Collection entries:
%%

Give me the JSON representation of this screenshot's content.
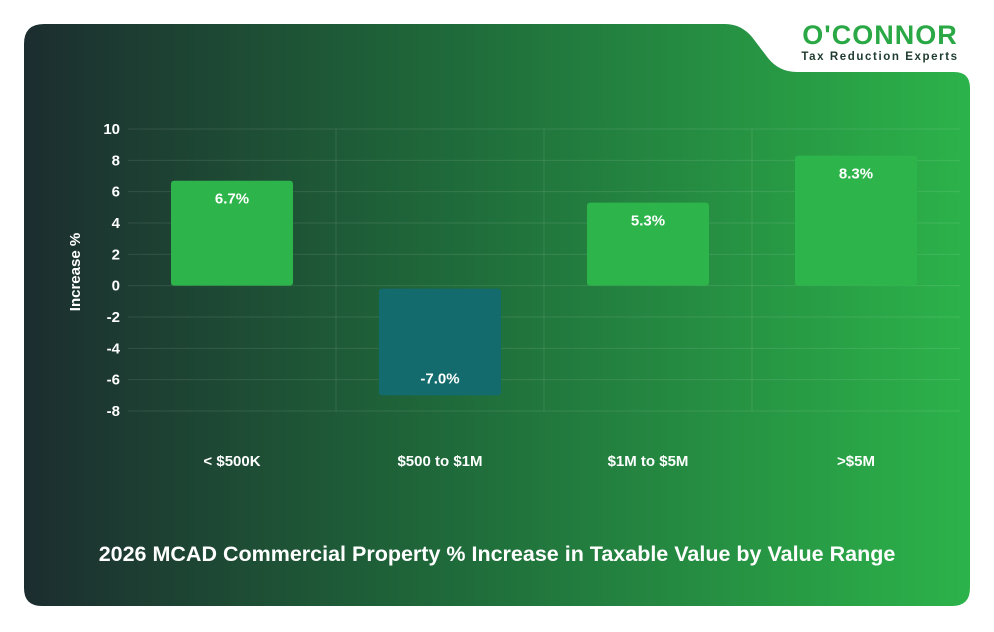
{
  "brand": {
    "name": "O'CONNOR",
    "tagline": "Tax Reduction Experts",
    "colors": {
      "green": "#2aa845",
      "dark": "#1f3a2e"
    }
  },
  "colors": {
    "bg_dark": "#1c2d2f",
    "bg_mid": "#1f6a3a",
    "bg_light": "#2cb34a",
    "positive_bar": "#2db44b",
    "negative_bar": "#136b6e"
  },
  "chart_data": {
    "type": "bar",
    "title": "2026 MCAD Commercial Property % Increase in Taxable Value by Value Range",
    "xlabel": "",
    "ylabel": "Increase %",
    "categories": [
      "< $500K",
      "$500 to $1M",
      "$1M to $5M",
      ">$5M"
    ],
    "values": [
      6.7,
      -7.0,
      5.3,
      8.3
    ],
    "data_labels": [
      "6.7%",
      "-7.0%",
      "5.3%",
      "8.3%"
    ],
    "ylim": [
      -8,
      10
    ],
    "yticks": [
      10,
      8,
      6,
      4,
      2,
      0,
      -2,
      -4,
      -6,
      -8
    ],
    "grid": true,
    "legend": "none"
  }
}
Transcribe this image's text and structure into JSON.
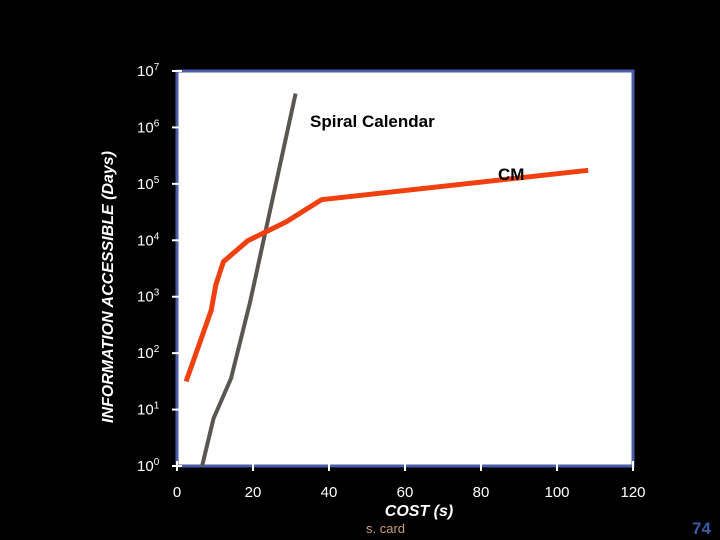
{
  "chart_data": {
    "type": "line",
    "xlabel": "COST (s)",
    "ylabel": "INFORMATION ACCESSIBLE (Days)",
    "xlim": [
      0,
      120
    ],
    "ylim_exponent": [
      0,
      7
    ],
    "y_scale": "log",
    "y_tick_base": "10",
    "x_ticks": [
      "0",
      "20",
      "40",
      "60",
      "80",
      "100",
      "120"
    ],
    "y_tick_exponents": [
      "0",
      "1",
      "2",
      "3",
      "4",
      "5",
      "6",
      "7"
    ],
    "grid": false,
    "series": [
      {
        "name": "Spiral Calendar",
        "color": "#5a5650",
        "points": [
          {
            "x": 6.6,
            "log10_y": 0.0
          },
          {
            "x": 9.6,
            "log10_y": 0.84
          },
          {
            "x": 14.2,
            "log10_y": 1.55
          },
          {
            "x": 19.2,
            "log10_y": 2.9
          },
          {
            "x": 31.2,
            "log10_y": 6.6
          }
        ]
      },
      {
        "name": "CM",
        "color": "#f04010",
        "points": [
          {
            "x": 2.4,
            "log10_y": 1.5
          },
          {
            "x": 9.0,
            "log10_y": 2.76
          },
          {
            "x": 10.2,
            "log10_y": 3.21
          },
          {
            "x": 12.2,
            "log10_y": 3.62
          },
          {
            "x": 18.6,
            "log10_y": 3.99
          },
          {
            "x": 28.8,
            "log10_y": 4.33
          },
          {
            "x": 38.0,
            "log10_y": 4.72
          },
          {
            "x": 108.2,
            "log10_y": 5.24
          }
        ]
      }
    ]
  },
  "footer": {
    "credit": "s. card",
    "page_number": "74"
  }
}
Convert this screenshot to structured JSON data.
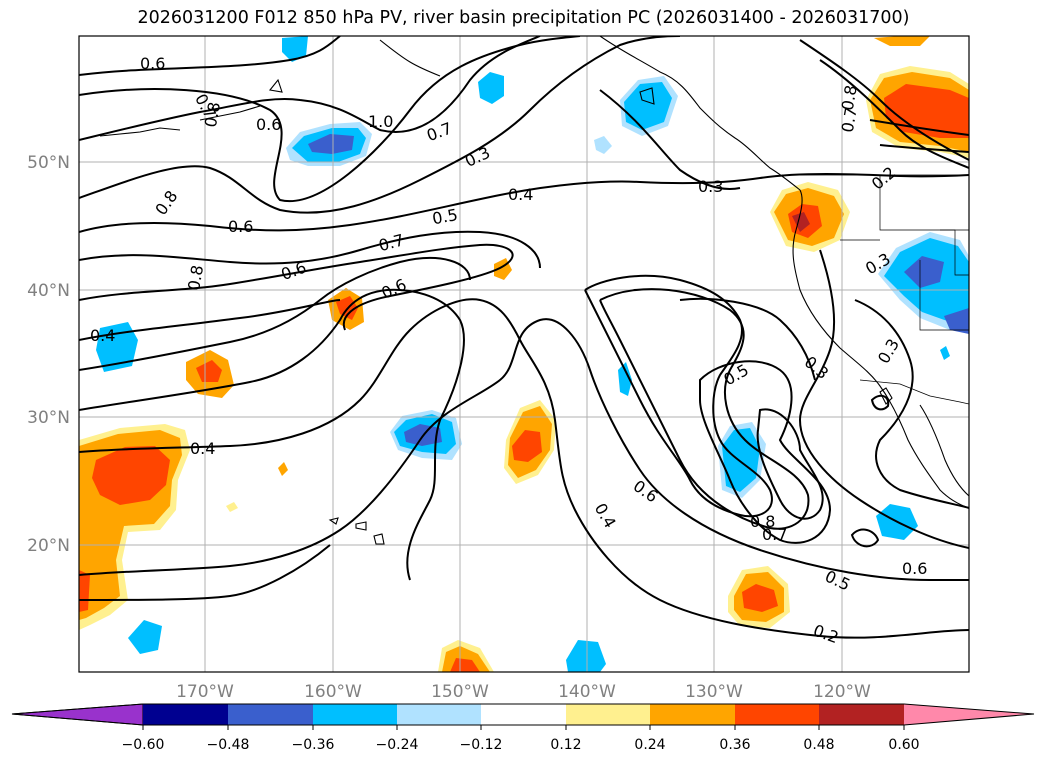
{
  "title": "2026031200 F012 850 hPa PV, river basin precipitation PC (2026031400 - 2026031700)",
  "lat_labels": [
    "50°N",
    "40°N",
    "30°N",
    "20°N"
  ],
  "lon_labels": [
    "170°W",
    "160°W",
    "150°W",
    "140°W",
    "130°W",
    "120°W"
  ],
  "contour_labels": [
    "0.6",
    "0.7",
    "0.8",
    "0.6",
    "1.0",
    "0.7",
    "0.3",
    "0.8",
    "0.6",
    "0.5",
    "0.4",
    "0.3",
    "0.6",
    "0.7",
    "0.6",
    "0.8",
    "0.4",
    "0.5",
    "0.3",
    "0.3",
    "0.4",
    "0.3",
    "0.6",
    "0.4",
    "0.8",
    "0.7",
    "0.5",
    "0.2",
    "0.6",
    "0.2",
    "0.8",
    "0.7"
  ],
  "colorbar": {
    "ticks": [
      "−0.60",
      "−0.48",
      "−0.36",
      "−0.24",
      "−0.12",
      "0.12",
      "0.24",
      "0.36",
      "0.48",
      "0.60"
    ],
    "colors": {
      "under": "#9932cc",
      "bins": [
        "#000090",
        "#3a5fcd",
        "#00bfff",
        "#b0e2ff",
        "#ffffff",
        "#fff08f",
        "#ffa500",
        "#ff4500",
        "#b22222",
        "#ff88aa"
      ],
      "over": "#ff88aa"
    }
  },
  "colors": {
    "positive_orange": "#ffa500",
    "positive_red": "#ff4500",
    "positive_yellow": "#fff08f",
    "negative_sky": "#00bfff",
    "negative_blue": "#3a5fcd",
    "negative_light": "#b0e2ff",
    "gridline": "#b0b0b0",
    "axis_label": "#808080"
  }
}
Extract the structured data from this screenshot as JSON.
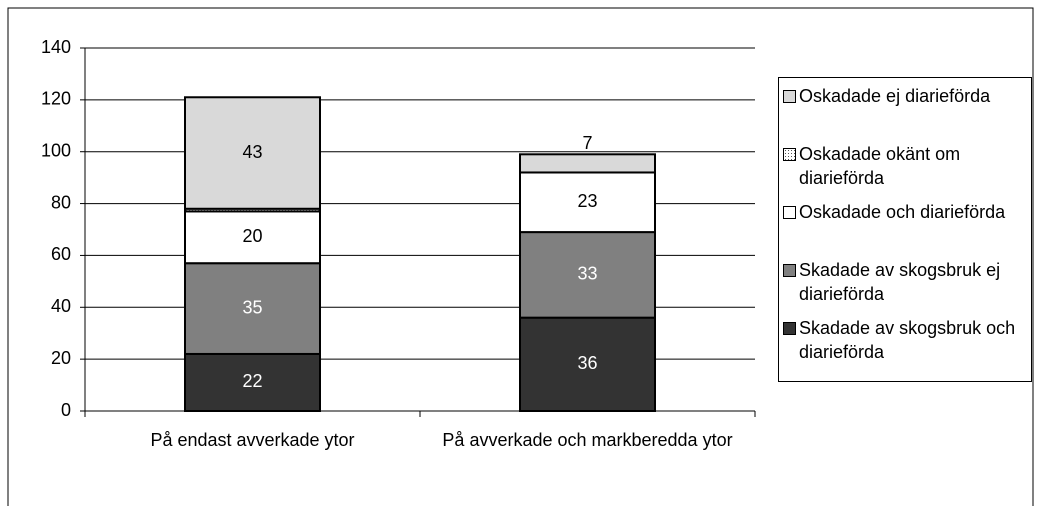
{
  "chart_data": {
    "type": "bar",
    "stacked": true,
    "categories": [
      "På endast avverkade ytor",
      "På avverkade och markberedda ytor"
    ],
    "series": [
      {
        "name": "Skadade av skogsbruk och diarieförda",
        "color": "#333333",
        "values": [
          22,
          36
        ]
      },
      {
        "name": "Skadade av skogsbruk ej diarieförda",
        "color": "#808080",
        "values": [
          35,
          33
        ]
      },
      {
        "name": "Oskadade och diarieförda",
        "color": "#ffffff",
        "values": [
          20,
          23
        ]
      },
      {
        "name": "Oskadade okänt om diarieförda",
        "color": "#e6e6e6",
        "values": [
          1,
          0
        ],
        "value_labels": [
          null,
          null
        ]
      },
      {
        "name": "Oskadade ej diarieförda",
        "color": "#d9d9d9",
        "values": [
          43,
          7
        ]
      }
    ],
    "ylim": [
      0,
      140
    ],
    "yticks": [
      0,
      20,
      40,
      60,
      80,
      100,
      120,
      140
    ],
    "grid": true,
    "legend": "right"
  }
}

%%

TASK DETAILS>
Reproduce every entry exactly, but omit each picture.

TASK SOLUTION>
Give me the JSON representation of this screenshot's content.
{
  "brand": {
    "name": "O'CONNOR",
    "tagline": "Tax Reduction Experts",
    "colors": {
      "green": "#2aa845",
      "dark": "#1f3a2e"
    }
  },
  "colors": {
    "bg_dark": "#1c2d2f",
    "bg_mid": "#1f6a3a",
    "bg_light": "#2cb34a",
    "positive_bar": "#2db44b",
    "negative_bar": "#136b6e"
  },
  "chart_data": {
    "type": "bar",
    "title": "2026 MCAD Commercial Property % Increase in Taxable Value by Value Range",
    "xlabel": "",
    "ylabel": "Increase %",
    "categories": [
      "< $500K",
      "$500 to $1M",
      "$1M to $5M",
      ">$5M"
    ],
    "values": [
      6.7,
      -7.0,
      5.3,
      8.3
    ],
    "data_labels": [
      "6.7%",
      "-7.0%",
      "5.3%",
      "8.3%"
    ],
    "ylim": [
      -8,
      10
    ],
    "yticks": [
      10,
      8,
      6,
      4,
      2,
      0,
      -2,
      -4,
      -6,
      -8
    ],
    "grid": true,
    "legend": "none"
  }
}
Transcribe this image's text and structure into JSON.
{
  "chart_data": {
    "type": "line",
    "xlabel": "COST (s)",
    "ylabel": "INFORMATION ACCESSIBLE (Days)",
    "xlim": [
      0,
      120
    ],
    "ylim_exponent": [
      0,
      7
    ],
    "y_scale": "log",
    "y_tick_base": "10",
    "x_ticks": [
      "0",
      "20",
      "40",
      "60",
      "80",
      "100",
      "120"
    ],
    "y_tick_exponents": [
      "0",
      "1",
      "2",
      "3",
      "4",
      "5",
      "6",
      "7"
    ],
    "grid": false,
    "series": [
      {
        "name": "Spiral Calendar",
        "color": "#5a5650",
        "points": [
          {
            "x": 6.6,
            "log10_y": 0.0
          },
          {
            "x": 9.6,
            "log10_y": 0.84
          },
          {
            "x": 14.2,
            "log10_y": 1.55
          },
          {
            "x": 19.2,
            "log10_y": 2.9
          },
          {
            "x": 31.2,
            "log10_y": 6.6
          }
        ]
      },
      {
        "name": "CM",
        "color": "#f04010",
        "points": [
          {
            "x": 2.4,
            "log10_y": 1.5
          },
          {
            "x": 9.0,
            "log10_y": 2.76
          },
          {
            "x": 10.2,
            "log10_y": 3.21
          },
          {
            "x": 12.2,
            "log10_y": 3.62
          },
          {
            "x": 18.6,
            "log10_y": 3.99
          },
          {
            "x": 28.8,
            "log10_y": 4.33
          },
          {
            "x": 38.0,
            "log10_y": 4.72
          },
          {
            "x": 108.2,
            "log10_y": 5.24
          }
        ]
      }
    ]
  },
  "footer": {
    "credit": "s. card",
    "page_number": "74"
  }
}
Convert this screenshot to structured JSON data.
{
  "title": "2026031200 F012 850 hPa PV, river basin precipitation PC (2026031400 - 2026031700)",
  "lat_labels": [
    "50°N",
    "40°N",
    "30°N",
    "20°N"
  ],
  "lon_labels": [
    "170°W",
    "160°W",
    "150°W",
    "140°W",
    "130°W",
    "120°W"
  ],
  "contour_labels": [
    "0.6",
    "0.7",
    "0.8",
    "0.6",
    "1.0",
    "0.7",
    "0.3",
    "0.8",
    "0.6",
    "0.5",
    "0.4",
    "0.3",
    "0.6",
    "0.7",
    "0.6",
    "0.8",
    "0.4",
    "0.5",
    "0.3",
    "0.3",
    "0.4",
    "0.3",
    "0.6",
    "0.4",
    "0.8",
    "0.7",
    "0.5",
    "0.2",
    "0.6",
    "0.2",
    "0.8",
    "0.7"
  ],
  "colorbar": {
    "ticks": [
      "−0.60",
      "−0.48",
      "−0.36",
      "−0.24",
      "−0.12",
      "0.12",
      "0.24",
      "0.36",
      "0.48",
      "0.60"
    ],
    "colors": {
      "under": "#9932cc",
      "bins": [
        "#000090",
        "#3a5fcd",
        "#00bfff",
        "#b0e2ff",
        "#ffffff",
        "#fff08f",
        "#ffa500",
        "#ff4500",
        "#b22222",
        "#ff88aa"
      ],
      "over": "#ff88aa"
    }
  },
  "colors": {
    "positive_orange": "#ffa500",
    "positive_red": "#ff4500",
    "positive_yellow": "#fff08f",
    "negative_sky": "#00bfff",
    "negative_blue": "#3a5fcd",
    "negative_light": "#b0e2ff",
    "gridline": "#b0b0b0",
    "axis_label": "#808080"
  }
}
Extract the structured data from this screenshot as JSON.
{
  "chart_data": {
    "type": "bar",
    "stacked": true,
    "categories": [
      "På endast avverkade ytor",
      "På avverkade och markberedda ytor"
    ],
    "series": [
      {
        "name": "Skadade av skogsbruk och diarieförda",
        "color": "#333333",
        "values": [
          22,
          36
        ]
      },
      {
        "name": "Skadade av skogsbruk ej diarieförda",
        "color": "#808080",
        "values": [
          35,
          33
        ]
      },
      {
        "name": "Oskadade och diarieförda",
        "color": "#ffffff",
        "values": [
          20,
          23
        ]
      },
      {
        "name": "Oskadade okänt om diarieförda",
        "color": "#e6e6e6",
        "values": [
          1,
          0
        ],
        "value_labels": [
          null,
          null
        ]
      },
      {
        "name": "Oskadade ej diarieförda",
        "color": "#d9d9d9",
        "values": [
          43,
          7
        ]
      }
    ],
    "ylim": [
      0,
      140
    ],
    "yticks": [
      0,
      20,
      40,
      60,
      80,
      100,
      120,
      140
    ],
    "grid": true,
    "legend": "right"
  }
}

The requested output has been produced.